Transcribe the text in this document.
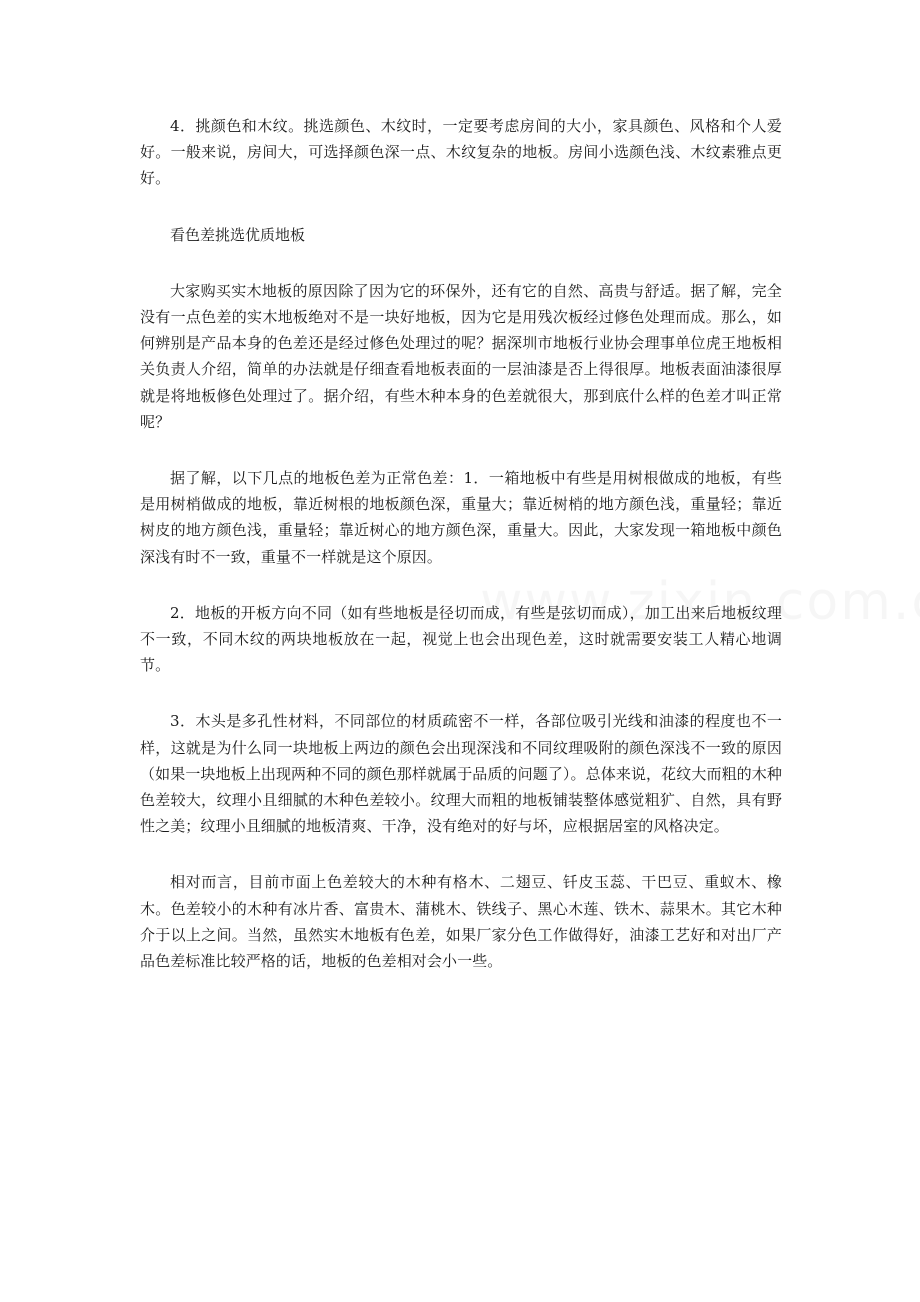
4．挑颜色和木纹。挑选颜色、木纹时，一定要考虑房间的大小，家具颜色、风格和个人爱好。一般来说，房间大，可选择颜色深一点、木纹复杂的地板。房间小选颜色浅、木纹素雅点更好。

看色差挑选优质地板

大家购买实木地板的原因除了因为它的环保外，还有它的自然、高贵与舒适。据了解，完全没有一点色差的实木地板绝对不是一块好地板，因为它是用残次板经过修色处理而成。那么，如何辨别是产品本身的色差还是经过修色处理过的呢？据深圳市地板行业协会理事单位虎王地板相关负责人介绍，简单的办法就是仔细查看地板表面的一层油漆是否上得很厚。地板表面油漆很厚就是将地板修色处理过了。据介绍，有些木种本身的色差就很大，那到底什么样的色差才叫正常呢？

据了解，以下几点的地板色差为正常色差：1．一箱地板中有些是用树根做成的地板，有些是用树梢做成的地板，靠近树根的地板颜色深，重量大；靠近树梢的地方颜色浅，重量轻；靠近树皮的地方颜色浅，重量轻；靠近树心的地方颜色深，重量大。因此，大家发现一箱地板中颜色深浅有时不一致，重量不一样就是这个原因。

2．地板的开板方向不同（如有些地板是径切而成，有些是弦切而成），加工出来后地板纹理不一致，不同木纹的两块地板放在一起，视觉上也会出现色差，这时就需要安装工人精心地调节。

3．木头是多孔性材料，不同部位的材质疏密不一样，各部位吸引光线和油漆的程度也不一样，这就是为什么同一块地板上两边的颜色会出现深浅和不同纹理吸附的颜色深浅不一致的原因（如果一块地板上出现两种不同的颜色那样就属于品质的问题了）。总体来说，花纹大而粗的木种色差较大，纹理小且细腻的木种色差较小。纹理大而粗的地板铺装整体感觉粗犷、自然，具有野性之美；纹理小且细腻的地板清爽、干净，没有绝对的好与坏，应根据居室的风格决定。

相对而言，目前市面上色差较大的木种有格木、二翅豆、钎皮玉蕊、干巴豆、重蚁木、橡木。色差较小的木种有冰片香、富贵木、蒲桃木、铁线子、黑心木莲、铁木、蒜果木。其它木种介于以上之间。当然，虽然实木地板有色差，如果厂家分色工作做得好，油漆工艺好和对出厂产品色差标准比较严格的话，地板的色差相对会小一些。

● WHAT YOU WILL DO
Exclude the pictures, and transcribe all of the material exactly.

● OUTPUT
Transcribe the text in this document.
4．挑颜色和木纹。挑选颜色、木纹时，一定要考虑房间的大小，家具颜色、风格和个人爱好。一般来说，房间大，可选择颜色深一点、木纹复杂的地板。房间小选颜色浅、木纹素雅点更好。

看色差挑选优质地板

大家购买实木地板的原因除了因为它的环保外，还有它的自然、高贵与舒适。据了解，完全没有一点色差的实木地板绝对不是一块好地板，因为它是用残次板经过修色处理而成。那么，如何辨别是产品本身的色差还是经过修色处理过的呢？据深圳市地板行业协会理事单位虎王地板相关负责人介绍，简单的办法就是仔细查看地板表面的一层油漆是否上得很厚。地板表面油漆很厚就是将地板修色处理过了。据介绍，有些木种本身的色差就很大，那到底什么样的色差才叫正常呢？

据了解，以下几点的地板色差为正常色差：1．一箱地板中有些是用树根做成的地板，有些是用树梢做成的地板，靠近树根的地板颜色深，重量大；靠近树梢的地方颜色浅，重量轻；靠近树皮的地方颜色浅，重量轻；靠近树心的地方颜色深，重量大。因此，大家发现一箱地板中颜色深浅有时不一致，重量不一样就是这个原因。

2．地板的开板方向不同（如有些地板是径切而成，有些是弦切而成），加工出来后地板纹理不一致，不同木纹的两块地板放在一起，视觉上也会出现色差，这时就需要安装工人精心地调节。

3．木头是多孔性材料，不同部位的材质疏密不一样，各部位吸引光线和油漆的程度也不一样，这就是为什么同一块地板上两边的颜色会出现深浅和不同纹理吸附的颜色深浅不一致的原因（如果一块地板上出现两种不同的颜色那样就属于品质的问题了）。总体来说，花纹大而粗的木种色差较大，纹理小且细腻的木种色差较小。纹理大而粗的地板铺装整体感觉粗犷、自然，具有野性之美；纹理小且细腻的地板清爽、干净，没有绝对的好与坏，应根据居室的风格决定。

相对而言，目前市面上色差较大的木种有格木、二翅豆、钎皮玉蕊、干巴豆、重蚁木、橡木。色差较小的木种有冰片香、富贵木、蒲桃木、铁线子、黑心木莲、铁木、蒜果木。其它木种介于以上之间。当然，虽然实木地板有色差，如果厂家分色工作做得好，油漆工艺好和对出厂产品色差标准比较严格的话，地板的色差相对会小一些。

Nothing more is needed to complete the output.